TASK TO COMPLETE >> Without the pictures, reproduce the records that follow exactly.

-- START OF RECORDS FOR PROCESSING --

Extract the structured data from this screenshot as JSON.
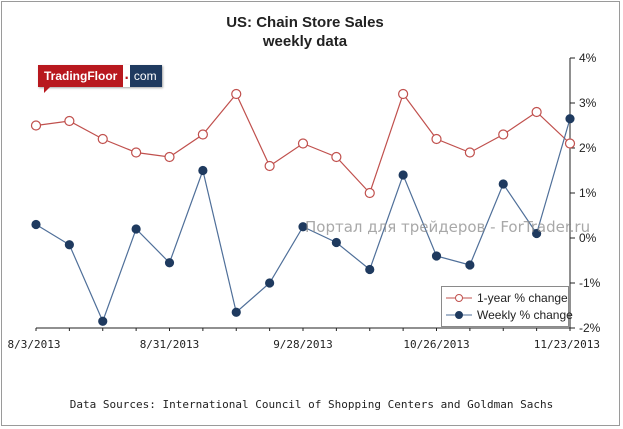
{
  "chart_data": {
    "type": "line",
    "title": "US: Chain Store Sales",
    "subtitle": "weekly data",
    "x_ticks": [
      "8/3/2013",
      "8/31/2013",
      "9/28/2013",
      "10/26/2013",
      "11/23/2013"
    ],
    "x": [
      "8/3/2013",
      "8/10/2013",
      "8/17/2013",
      "8/24/2013",
      "8/31/2013",
      "9/7/2013",
      "9/14/2013",
      "9/21/2013",
      "9/28/2013",
      "10/5/2013",
      "10/12/2013",
      "10/19/2013",
      "10/26/2013",
      "11/2/2013",
      "11/9/2013",
      "11/16/2013",
      "11/23/2013"
    ],
    "ylim": [
      -2,
      4
    ],
    "y_ticks": [
      "-2%",
      "-1%",
      "0%",
      "1%",
      "2%",
      "3%",
      "4%"
    ],
    "y_axis_side": "right",
    "grid": false,
    "legend_placement": "bottom-right",
    "series": [
      {
        "name": "1-year % change",
        "color": "#c0504d",
        "marker": "hollow-circle",
        "values": [
          2.5,
          2.6,
          2.2,
          1.9,
          1.8,
          2.3,
          3.2,
          1.6,
          2.1,
          1.8,
          1.0,
          3.2,
          2.2,
          1.9,
          2.3,
          2.8,
          2.1
        ]
      },
      {
        "name": "Weekly % change",
        "color": "#1f3a5f",
        "line_color": "#4f6f99",
        "marker": "filled-circle",
        "values": [
          0.3,
          -0.15,
          -1.85,
          0.2,
          -0.55,
          1.5,
          -1.65,
          -1.0,
          0.25,
          -0.1,
          -0.7,
          1.4,
          -0.4,
          -0.6,
          1.2,
          0.1,
          2.65
        ]
      }
    ]
  },
  "logo": {
    "brand": "TradingFloor",
    "dot": ".",
    "tld": "com"
  },
  "watermark": "Портал для трейдеров - ForTrader.ru",
  "source": "Data Sources: International Council of Shopping Centers and Goldman Sachs"
}
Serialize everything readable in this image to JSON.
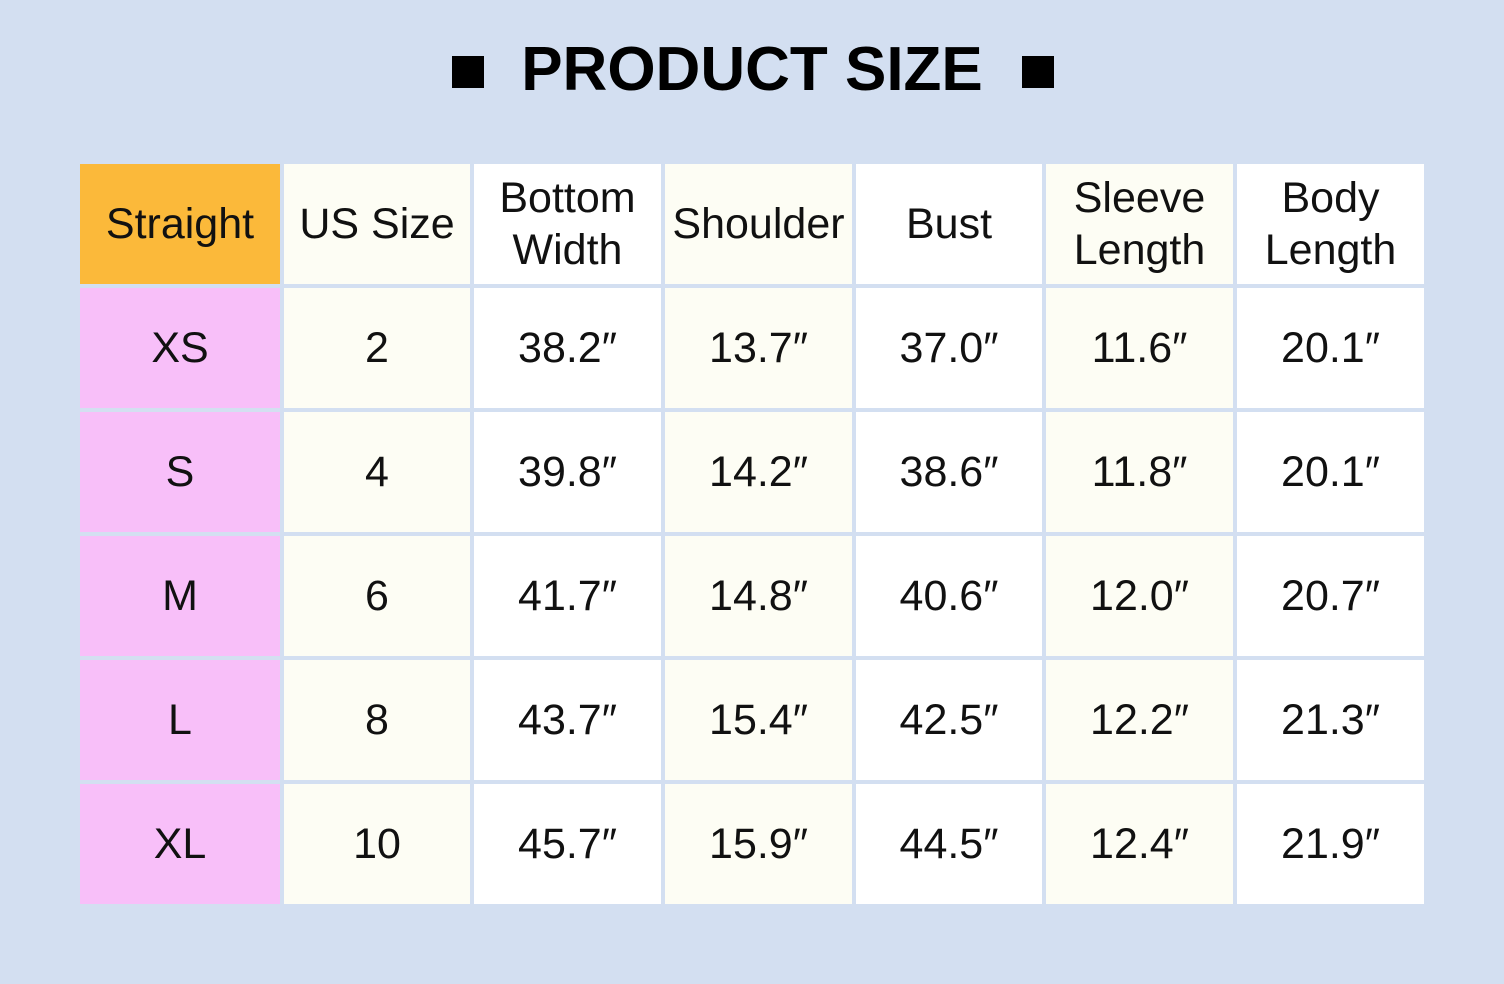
{
  "header": {
    "title": "PRODUCT SIZE"
  },
  "table": {
    "columns": [
      "Straight",
      "US Size",
      "Bottom Width",
      "Shoulder",
      "Bust",
      "Sleeve Length",
      "Body Length"
    ],
    "rows": [
      [
        "XS",
        "2",
        "38.2″",
        "13.7″",
        "37.0″",
        "11.6″",
        "20.1″"
      ],
      [
        "S",
        "4",
        "39.8″",
        "14.2″",
        "38.6″",
        "11.8″",
        "20.1″"
      ],
      [
        "M",
        "6",
        "41.7″",
        "14.8″",
        "40.6″",
        "12.0″",
        "20.7″"
      ],
      [
        "L",
        "8",
        "43.7″",
        "15.4″",
        "42.5″",
        "12.2″",
        "21.3″"
      ],
      [
        "XL",
        "10",
        "45.7″",
        "15.9″",
        "44.5″",
        "12.4″",
        "21.9″"
      ]
    ]
  }
}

-- END OF RECORDS FOR PROCESSING --

RESULT OF THIS EXERCISE >>
Extract the structured data from this screenshot as JSON.
{
  "chart_data": {
    "type": "line",
    "title": "US: Chain Store Sales",
    "subtitle": "weekly data",
    "x_ticks": [
      "8/3/2013",
      "8/31/2013",
      "9/28/2013",
      "10/26/2013",
      "11/23/2013"
    ],
    "x": [
      "8/3/2013",
      "8/10/2013",
      "8/17/2013",
      "8/24/2013",
      "8/31/2013",
      "9/7/2013",
      "9/14/2013",
      "9/21/2013",
      "9/28/2013",
      "10/5/2013",
      "10/12/2013",
      "10/19/2013",
      "10/26/2013",
      "11/2/2013",
      "11/9/2013",
      "11/16/2013",
      "11/23/2013"
    ],
    "ylim": [
      -2,
      4
    ],
    "y_ticks": [
      "-2%",
      "-1%",
      "0%",
      "1%",
      "2%",
      "3%",
      "4%"
    ],
    "y_axis_side": "right",
    "grid": false,
    "legend_placement": "bottom-right",
    "series": [
      {
        "name": "1-year % change",
        "color": "#c0504d",
        "marker": "hollow-circle",
        "values": [
          2.5,
          2.6,
          2.2,
          1.9,
          1.8,
          2.3,
          3.2,
          1.6,
          2.1,
          1.8,
          1.0,
          3.2,
          2.2,
          1.9,
          2.3,
          2.8,
          2.1
        ]
      },
      {
        "name": "Weekly % change",
        "color": "#1f3a5f",
        "line_color": "#4f6f99",
        "marker": "filled-circle",
        "values": [
          0.3,
          -0.15,
          -1.85,
          0.2,
          -0.55,
          1.5,
          -1.65,
          -1.0,
          0.25,
          -0.1,
          -0.7,
          1.4,
          -0.4,
          -0.6,
          1.2,
          0.1,
          2.65
        ]
      }
    ]
  },
  "logo": {
    "brand": "TradingFloor",
    "dot": ".",
    "tld": "com"
  },
  "watermark": "Портал для трейдеров - ForTrader.ru",
  "source": "Data Sources: International Council of Shopping Centers and Goldman Sachs"
}
Serialize everything readable in this image to JSON.
{
  "header": {
    "title": "PRODUCT SIZE"
  },
  "table": {
    "columns": [
      "Straight",
      "US Size",
      "Bottom Width",
      "Shoulder",
      "Bust",
      "Sleeve Length",
      "Body Length"
    ],
    "rows": [
      [
        "XS",
        "2",
        "38.2″",
        "13.7″",
        "37.0″",
        "11.6″",
        "20.1″"
      ],
      [
        "S",
        "4",
        "39.8″",
        "14.2″",
        "38.6″",
        "11.8″",
        "20.1″"
      ],
      [
        "M",
        "6",
        "41.7″",
        "14.8″",
        "40.6″",
        "12.0″",
        "20.7″"
      ],
      [
        "L",
        "8",
        "43.7″",
        "15.4″",
        "42.5″",
        "12.2″",
        "21.3″"
      ],
      [
        "XL",
        "10",
        "45.7″",
        "15.9″",
        "44.5″",
        "12.4″",
        "21.9″"
      ]
    ]
  }
}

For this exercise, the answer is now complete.